Skip any picture you find and retype all the remaining lines exactly.

» EXCERPTED RECORDS:
□ □ □ □
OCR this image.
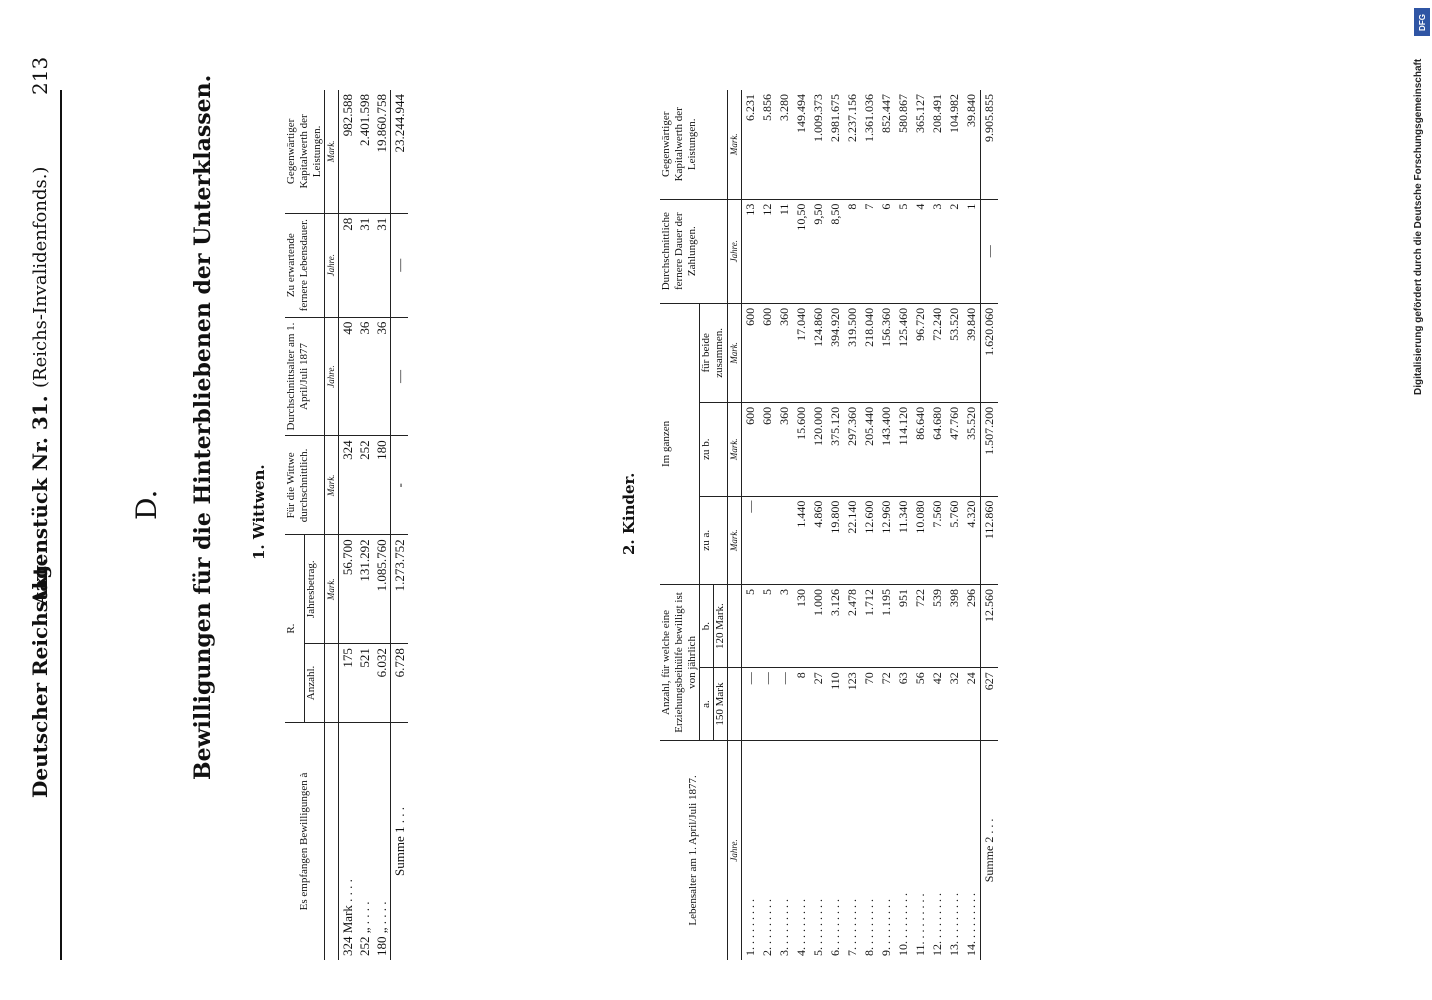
Deutscher Reichstag.
Aktenstück Nr. 31.
(Reichs-Invalidenfonds.)
213
D. Bewilligungen für die Hinterbliebenen der Unterklassen. 1. Wittwen.
Es empfangen Bewilligungen à	R.		Für die Wittwe durchschnittlich.	Durchschnittsalter am 1. April/Juli 1877	Zu erwartende fernere Lebensdauer.	Gegenwärtiger Kapitalwerth der Leistungen.
	Anzahl.	Jahresbetrag.				
		Mark.	Mark.	Jahre.	Jahre.	Mark.
324 Mark . . . .	175	56.700	324	40	28	982.588
252 „ . . . .	521	131.292	252	36	31	2.401.598
180 „ . . . .	6.032	1.085.760	180	36	31	19.860.758
Summe 1 . . .	6.728	1.273.752	-	—	—	23.244.944
2. Kinder.
Lebensalter am 1. April/Juli 1877.	Anzahl, für welche eine Erziehungsbeihülfe bewilligt ist von jährlich		Im ganzen			Durchschnittliche fernere Dauer der Zahlungen.	Gegenwärtiger Kapitalwerth der Leistungen.
	a.	b.	zu a.	zu b.	für beide zusammen.		
	150 Mark	120 Mark.					
Jahre.			Mark.	Mark.	Mark.	Jahre.	Mark.
1. . . . . . . . .	—	5	—	600	600	13	6.231
2. . . . . . . . .	—	5		600	600	12	5.856
3. . . . . . . . .	—	3		360	360	11	3.280
4. . . . . . . . .	8	130	1.440	15.600	17.040	10,50	149.494
5. . . . . . . . .	27	1.000	4.860	120.000	124.860	9,50	1.009.373
6. . . . . . . . .	110	3.126	19.800	375.120	394.920	8,50	2.981.675
7. . . . . . . . .	123	2.478	22.140	297.360	319.500	8	2.237.156
8. . . . . . . . .	70	1.712	12.600	205.440	218.040	7	1.361.036
9. . . . . . . . .	72	1.195	12.960	143.400	156.360	6	852.447
10. . . . . . . . .	63	951	11.340	114.120	125.460	5	580.867
11. . . . . . . . .	56	722	10.080	86.640	96.720	4	365.127
12. . . . . . . . .	42	539	7.560	64.680	72.240	3	208.491
13. . . . . . . . .	32	398	5.760	47.760	53.520	2	104.982
14. . . . . . . . .	24	296	4.320	35.520	39.840	1	39.840
Summe 2 . . .	627	12.560	112.860	1.507.200	1.620.060	—	9.905.855
DFG
Digitalisierung gefördert durch die Deutsche Forschungsgemeinschaft
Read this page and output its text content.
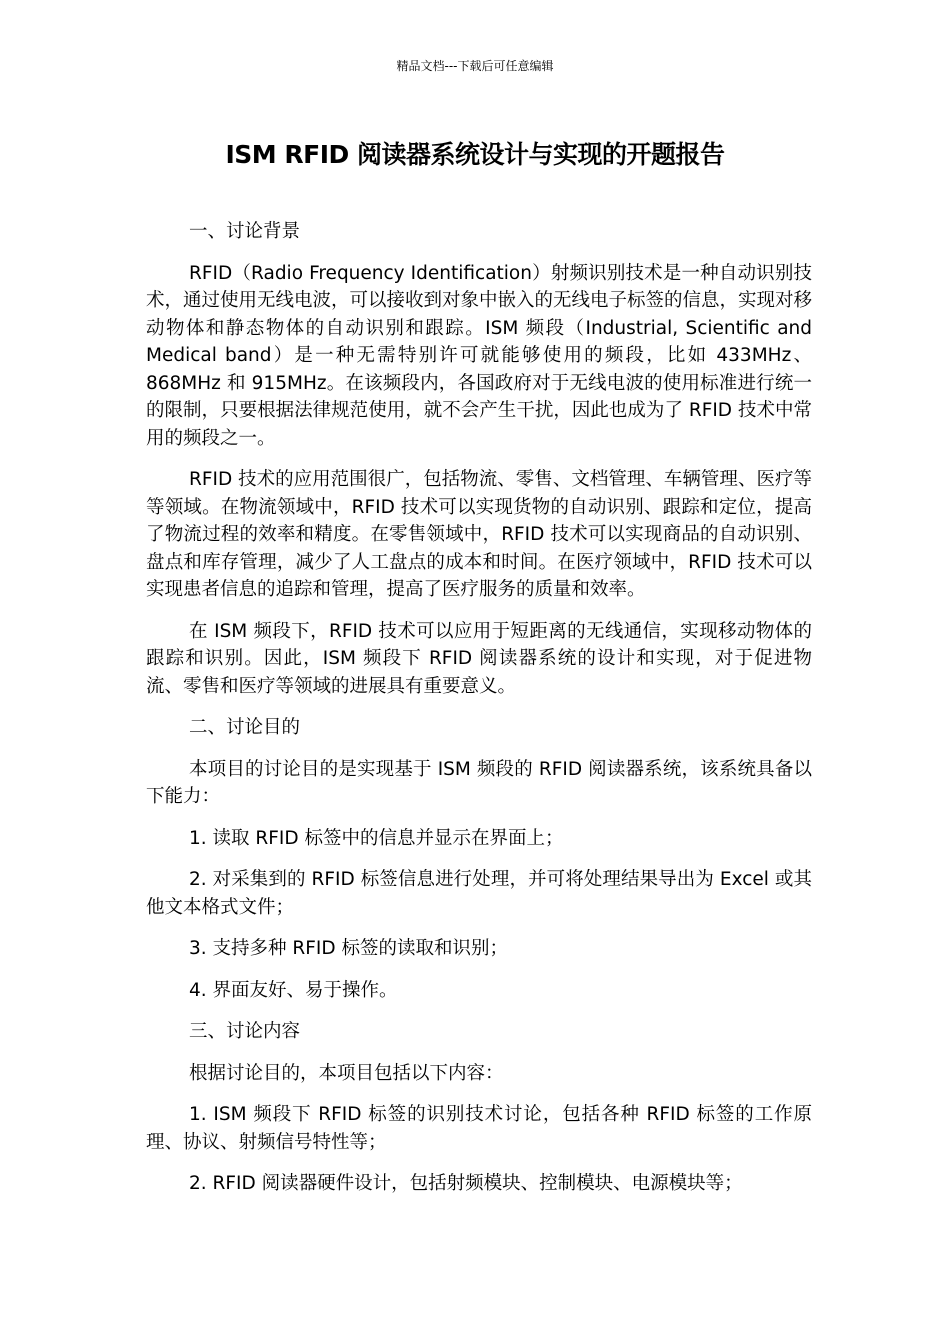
精品文档---下载后可任意编辑
ISM RFID 阅读器系统设计与实现的开题报告

一、讨论背景

RFID（Radio Frequency Identification）射频识别技术是一种自动识别技术，通过使用无线电波，可以接收到对象中嵌入的无线电子标签的信息，实现对移动物体和静态物体的自动识别和跟踪。ISM 频段（Industrial, Scientific and Medical band）是一种无需特别许可就能够使用的频段，比如 433MHz、868MHz 和 915MHz。在该频段内，各国政府对于无线电波的使用标准进行统一的限制，只要根据法律规范使用，就不会产生干扰，因此也成为了 RFID 技术中常用的频段之一。

RFID 技术的应用范围很广，包括物流、零售、文档管理、车辆管理、医疗等等领域。在物流领域中，RFID 技术可以实现货物的自动识别、跟踪和定位，提高了物流过程的效率和精度。在零售领域中，RFID 技术可以实现商品的自动识别、盘点和库存管理，减少了人工盘点的成本和时间。在医疗领域中，RFID 技术可以实现患者信息的追踪和管理，提高了医疗服务的质量和效率。

在 ISM 频段下，RFID 技术可以应用于短距离的无线通信，实现移动物体的跟踪和识别。因此，ISM 频段下 RFID 阅读器系统的设计和实现，对于促进物流、零售和医疗等领域的进展具有重要意义。

二、讨论目的

本项目的讨论目的是实现基于 ISM 频段的 RFID 阅读器系统，该系统具备以下能力：

1. 读取 RFID 标签中的信息并显示在界面上；

2. 对采集到的 RFID 标签信息进行处理，并可将处理结果导出为 Excel 或其他文本格式文件；

3. 支持多种 RFID 标签的读取和识别；

4. 界面友好、易于操作。

三、讨论内容

根据讨论目的，本项目包括以下内容：

1. ISM 频段下 RFID 标签的识别技术讨论，包括各种 RFID 标签的工作原理、协议、射频信号特性等；

2. RFID 阅读器硬件设计，包括射频模块、控制模块、电源模块等；
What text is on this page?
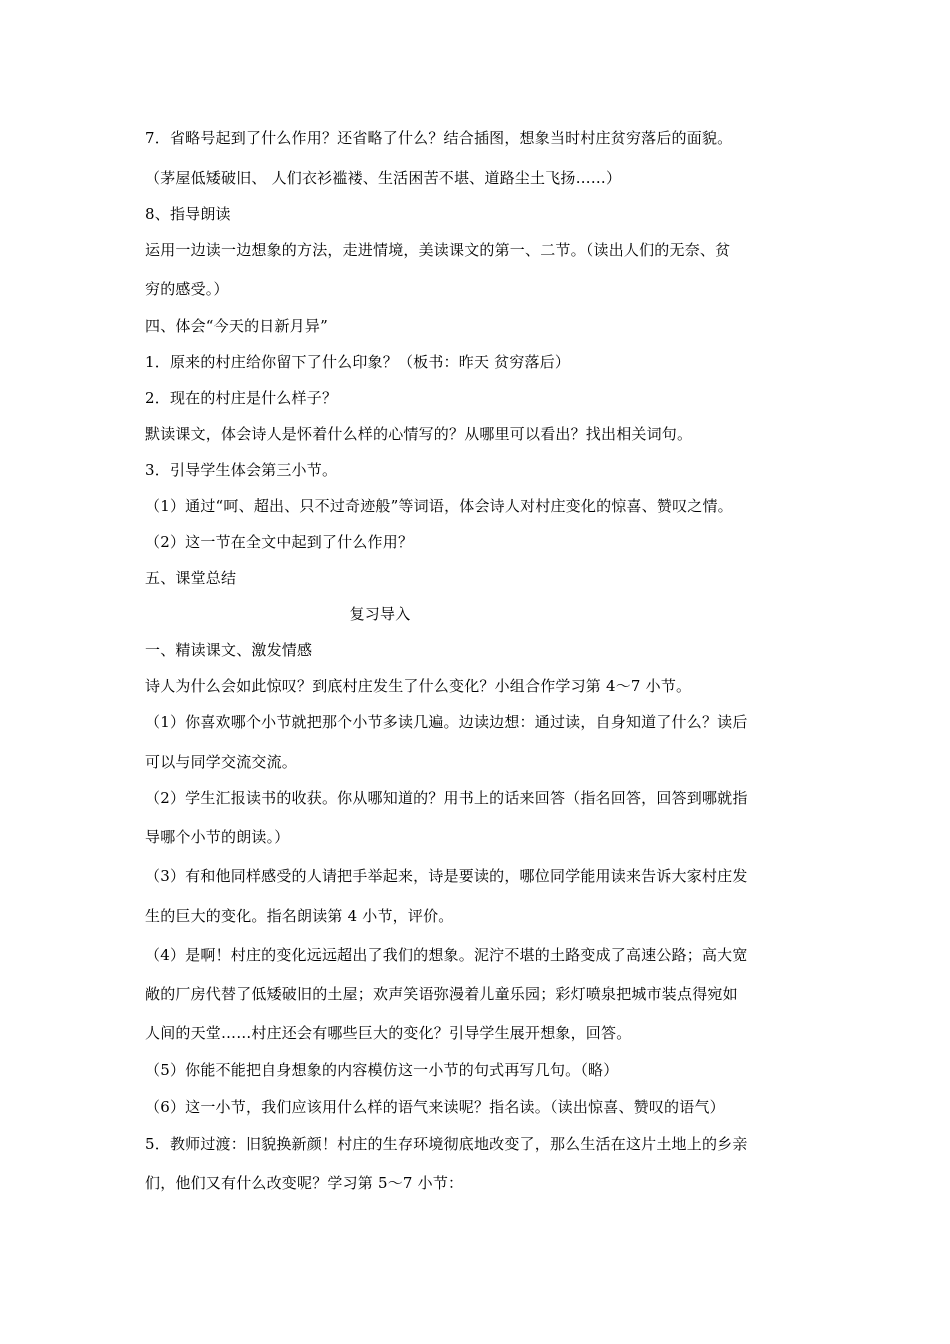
7．省略号起到了什么作用？还省略了什么？结合插图，想象当时村庄贫穷落后的面貌。
（茅屋低矮破旧、 人们衣衫褴褛、生活困苦不堪、道路尘土飞扬……）
8、指导朗读
运用一边读一边想象的方法，走进情境，美读课文的第一、二节。（读出人们的无奈、贫
穷的感受。）
四、体会“今天的日新月异”
1．原来的村庄给你留下了什么印象？（板书：昨天 贫穷落后）
2．现在的村庄是什么样子？
默读课文，体会诗人是怀着什么样的心情写的？从哪里可以看出？找出相关词句。
3．引导学生体会第三小节。
（1）通过“呵、超出、只不过奇迹般”等词语，体会诗人对村庄变化的惊喜、赞叹之情。
（2）这一节在全文中起到了什么作用？
五、课堂总结
复习导入
一、精读课文、激发情感
诗人为什么会如此惊叹？到底村庄发生了什么变化？小组合作学习第 4～7 小节。
（1）你喜欢哪个小节就把那个小节多读几遍。边读边想：通过读，自身知道了什么？读后
可以与同学交流交流。
（2）学生汇报读书的收获。你从哪知道的？用书上的话来回答（指名回答，回答到哪就指
导哪个小节的朗读。）
（3）有和他同样感受的人请把手举起来，诗是要读的，哪位同学能用读来告诉大家村庄发
生的巨大的变化。指名朗读第 4 小节，评价。
（4）是啊！村庄的变化远远超出了我们的想象。泥泞不堪的土路变成了高速公路；高大宽
敞的厂房代替了低矮破旧的土屋；欢声笑语弥漫着儿童乐园；彩灯喷泉把城市装点得宛如
人间的天堂……村庄还会有哪些巨大的变化？引导学生展开想象，回答。
（5）你能不能把自身想象的内容模仿这一小节的句式再写几句。（略）
（6）这一小节，我们应该用什么样的语气来读呢？指名读。（读出惊喜、赞叹的语气）
5．教师过渡：旧貌换新颜！村庄的生存环境彻底地改变了，那么生活在这片土地上的乡亲
们，他们又有什么改变呢？学习第 5～7 小节：
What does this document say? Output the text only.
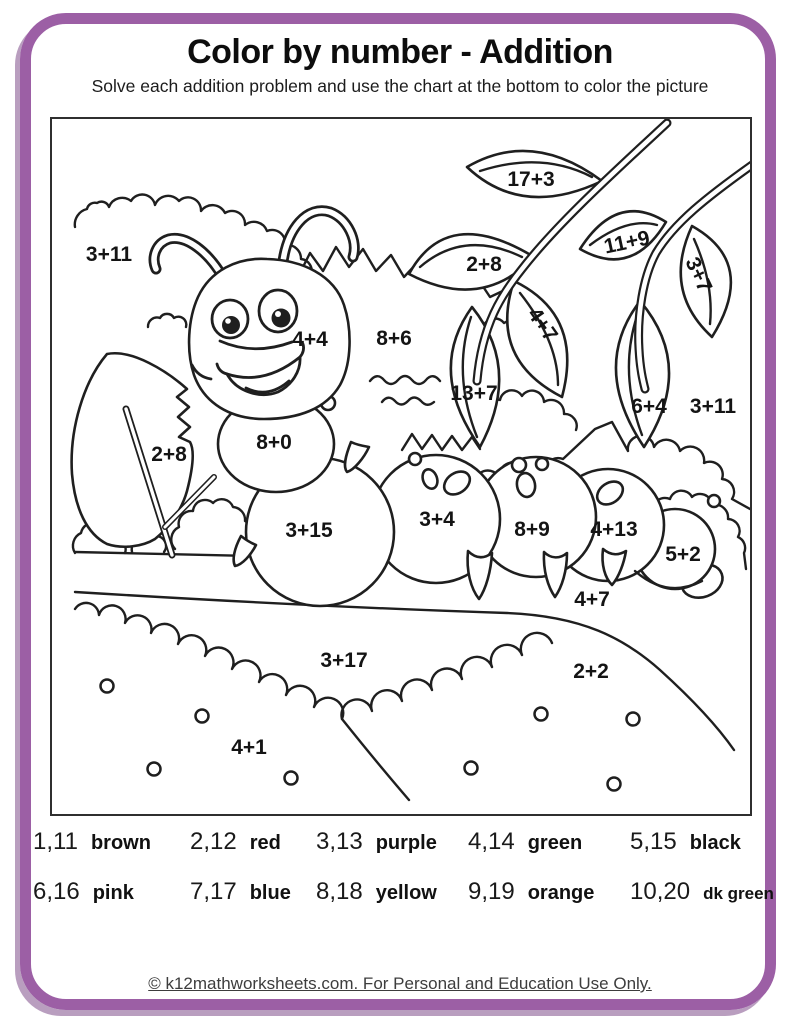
Color by number - Addition
Solve each addition problem and use the chart at the bottom to color the picture
3+11
17+3
2+8
11+9
3+7
4+4 8+6	4+7
13+7
6+4 3+11
2+8
8+0
3+15	3+4	8+9 4+13
5+2
4+7
3+17	2+2
4+1
1,11 brown 2,12 red 3,13 purple 4,14 green 5,15 black
6,16 pink 7,17 blue 8,18 yellow 9,19 orange 10,20 dk green
© k12mathworksheets.com. For Personal and Education Use Only.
□ □ □ □
» TASK OUTPUT:
OCR this image.
Deutscher Reichstag.
Aktenstück Nr. 31.
(Reichs-Invalidenfonds.)
213
D. Bewilligungen für die Hinterbliebenen der Unterklassen. 1. Wittwen.
Es empfangen Bewilligungen à	R.		Für die Wittwe durchschnittlich.	Durchschnittsalter am 1. April/Juli 1877	Zu erwartende fernere Lebensdauer.	Gegenwärtiger Kapitalwerth der Leistungen.
	Anzahl.	Jahresbetrag.				
		Mark.	Mark.	Jahre.	Jahre.	Mark.
324 Mark . . . .	175	56.700	324	40	28	982.588
252 „ . . . .	521	131.292	252	36	31	2.401.598
180 „ . . . .	6.032	1.085.760	180	36	31	19.860.758
Summe 1 . . .	6.728	1.273.752	-	—	—	23.244.944
2. Kinder.
Lebensalter am 1. April/Juli 1877.	Anzahl, für welche eine Erziehungsbeihülfe bewilligt ist von jährlich		Im ganzen			Durchschnittliche fernere Dauer der Zahlungen.	Gegenwärtiger Kapitalwerth der Leistungen.
	a.	b.	zu a.	zu b.	für beide zusammen.		
	150 Mark	120 Mark.					
Jahre.			Mark.	Mark.	Mark.	Jahre.	Mark.
1. . . . . . . . .	—	5	—	600	600	13	6.231
2. . . . . . . . .	—	5		600	600	12	5.856
3. . . . . . . . .	—	3		360	360	11	3.280
4. . . . . . . . .	8	130	1.440	15.600	17.040	10,50	149.494
5. . . . . . . . .	27	1.000	4.860	120.000	124.860	9,50	1.009.373
6. . . . . . . . .	110	3.126	19.800	375.120	394.920	8,50	2.981.675
7. . . . . . . . .	123	2.478	22.140	297.360	319.500	8	2.237.156
8. . . . . . . . .	70	1.712	12.600	205.440	218.040	7	1.361.036
9. . . . . . . . .	72	1.195	12.960	143.400	156.360	6	852.447
10. . . . . . . . .	63	951	11.340	114.120	125.460	5	580.867
11. . . . . . . . .	56	722	10.080	86.640	96.720	4	365.127
12. . . . . . . . .	42	539	7.560	64.680	72.240	3	208.491
13. . . . . . . . .	32	398	5.760	47.760	53.520	2	104.982
14. . . . . . . . .	24	296	4.320	35.520	39.840	1	39.840
Summe 2 . . .	627	12.560	112.860	1.507.200	1.620.060	—	9.905.855
DFG
Digitalisierung gefördert durch die Deutsche Forschungsgemeinschaft
Read this page and output its text content.
精品文档---下载后可任意编辑
ISM RFID 阅读器系统设计与实现的开题报告

一、讨论背景

RFID（Radio Frequency Identification）射频识别技术是一种自动识别技术，通过使用无线电波，可以接收到对象中嵌入的无线电子标签的信息，实现对移动物体和静态物体的自动识别和跟踪。ISM 频段（Industrial, Scientific and Medical band）是一种无需特别许可就能够使用的频段，比如 433MHz、868MHz 和 915MHz。在该频段内，各国政府对于无线电波的使用标准进行统一的限制，只要根据法律规范使用，就不会产生干扰，因此也成为了 RFID 技术中常用的频段之一。

RFID 技术的应用范围很广，包括物流、零售、文档管理、车辆管理、医疗等等领域。在物流领域中，RFID 技术可以实现货物的自动识别、跟踪和定位，提高了物流过程的效率和精度。在零售领域中，RFID 技术可以实现商品的自动识别、盘点和库存管理，减少了人工盘点的成本和时间。在医疗领域中，RFID 技术可以实现患者信息的追踪和管理，提高了医疗服务的质量和效率。

在 ISM 频段下，RFID 技术可以应用于短距离的无线通信，实现移动物体的跟踪和识别。因此，ISM 频段下 RFID 阅读器系统的设计和实现，对于促进物流、零售和医疗等领域的进展具有重要意义。

二、讨论目的

本项目的讨论目的是实现基于 ISM 频段的 RFID 阅读器系统，该系统具备以下能力：

1. 读取 RFID 标签中的信息并显示在界面上；

2. 对采集到的 RFID 标签信息进行处理，并可将处理结果导出为 Excel 或其他文本格式文件；

3. 支持多种 RFID 标签的读取和识别；

4. 界面友好、易于操作。

三、讨论内容

根据讨论目的，本项目包括以下内容：

1. ISM 频段下 RFID 标签的识别技术讨论，包括各种 RFID 标签的工作原理、协议、射频信号特性等；

2. RFID 阅读器硬件设计，包括射频模块、控制模块、电源模块等；
What text is on this page?
7．省略号起到了什么作用？还省略了什么？结合插图，想象当时村庄贫穷落后的面貌。
（茅屋低矮破旧、 人们衣衫褴褛、生活困苦不堪、道路尘土飞扬……）
8、指导朗读
运用一边读一边想象的方法，走进情境，美读课文的第一、二节。（读出人们的无奈、贫
穷的感受。）
四、体会“今天的日新月异”
1．原来的村庄给你留下了什么印象？（板书：昨天 贫穷落后）
2．现在的村庄是什么样子？
默读课文，体会诗人是怀着什么样的心情写的？从哪里可以看出？找出相关词句。
3．引导学生体会第三小节。
（1）通过“呵、超出、只不过奇迹般”等词语，体会诗人对村庄变化的惊喜、赞叹之情。
（2）这一节在全文中起到了什么作用？
五、课堂总结
复习导入
一、精读课文、激发情感
诗人为什么会如此惊叹？到底村庄发生了什么变化？小组合作学习第 4～7 小节。
（1）你喜欢哪个小节就把那个小节多读几遍。边读边想：通过读，自身知道了什么？读后
可以与同学交流交流。
（2）学生汇报读书的收获。你从哪知道的？用书上的话来回答（指名回答，回答到哪就指
导哪个小节的朗读。）
（3）有和他同样感受的人请把手举起来，诗是要读的，哪位同学能用读来告诉大家村庄发
生的巨大的变化。指名朗读第 4 小节，评价。
（4）是啊！村庄的变化远远超出了我们的想象。泥泞不堪的土路变成了高速公路；高大宽
敞的厂房代替了低矮破旧的土屋；欢声笑语弥漫着儿童乐园；彩灯喷泉把城市装点得宛如
人间的天堂……村庄还会有哪些巨大的变化？引导学生展开想象，回答。
（5）你能不能把自身想象的内容模仿这一小节的句式再写几句。（略）
（6）这一小节，我们应该用什么样的语气来读呢？指名读。（读出惊喜、赞叹的语气）
5．教师过渡：旧貌换新颜！村庄的生存环境彻底地改变了，那么生活在这片土地上的乡亲
们，他们又有什么改变呢？学习第 5～7 小节：
What does this document say? Output the text only.
Color by number - Addition
Solve each addition problem and use the chart at the bottom to color the picture
3+11
17+3
2+8
11+9
3+7
4+4 8+6	4+7
13+7
6+4 3+11
2+8
8+0
3+15	3+4	8+9 4+13
5+2
4+7
3+17	2+2
4+1
1,11 brown 2,12 red 3,13 purple 4,14 green 5,15 black
6,16 pink 7,17 blue 8,18 yellow 9,19 orange 10,20 dk green
© k12mathworksheets.com. For Personal and Education Use Only.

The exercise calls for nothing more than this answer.